EXERCISE DETAILS: Lines containing the word "circ" are the ones to copy from the records below.

PROVIDED RECORDS:
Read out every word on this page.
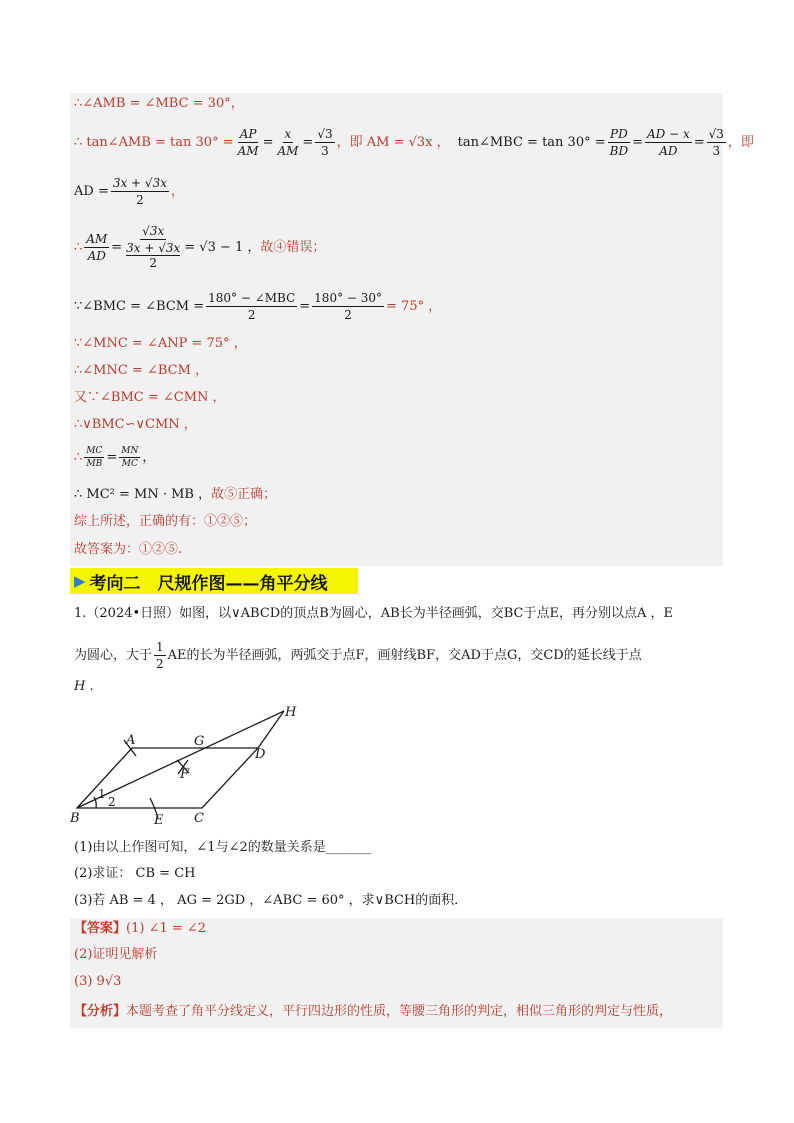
∴∠AMB = ∠MBC = 30°，
∴ tan∠AMB = $\tan 30^\circ = \frac{AP}{AM} = \frac{x}{AM} = \frac{√3}{3}$ ，即 AM = √3x ， tan∠MBC = $\tan 30^\circ = \frac{PD}{BD} = \frac{AD - x}{AD} = \frac{√3}{3}$ ，即
AD = $\frac{3x + √3x}{2}$ ，
∴ $\frac{AM}{AD} = √3x$
3x + √3x
2 = √3 − 1 ， 故④错误；
∵∠BMC = ∠BCM = $\frac{\text{180° − ∠MBC}}{2} = \frac{180^\circ - 30^\circ}{2} = 75^\circ$ ，
∵∠MNC = ∠ANP = 75° ，
∴∠MNC = ∠BCM ，
又∵∠BMC = ∠CMN ，
∴∨BMC∽∨CMN ，
∴ $\frac{MC}{MB} = \frac{MN}{MC}$ ，
∴ MC² = MN · MB ， 故⑤正确；
综上所述，正确的有：①②⑤；
故答案为：①②⑤.
▶ 考向二　尺规作图——角平分线
1.（2024•日照）如图，以∨ABCD的顶点B为圆心，AB长为半径画弧，交BC于点E，再分别以点A ，E
为圆心，大于 $\frac{1}{2}$ AE的长为半径画弧，两弧交于点F，画射线BF，交AD于点G，交CD的延长线于点
H .
A	G
D
H
F
B	E C
1
2
(1)由以上作图可知，∠1与∠2的数量关系是_______
(2)求证： CB = CH
(3)若 AB = 4 ， AG = 2GD ，∠ABC = 60° ，求∨BCH的面积．
【答案】 (1) ∠1 = ∠2
(2)证明见解析
(3) 9√3
【分析】 本题考查了角平分线定义，平行四边形的性质，等腰三角形的判定，相似三角形的判定与性质，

TASK SOLUTION:
∴ tan∠AMB = $\tan 30^\circ = \frac{AP}{AM} = \frac{x}{AM} = \frac{√3}{3}$ ，即 AM = √3x ， tan∠MBC = $\tan 30^\circ = \frac{PD}{BD} = \frac{AD - x}{AD} = \frac{√3}{3}$ ，即
∵∠BMC = ∠BCM = $\frac{\text{180° − ∠MBC}}{2} = \frac{180^\circ - 30^\circ}{2} = 75^\circ$ ，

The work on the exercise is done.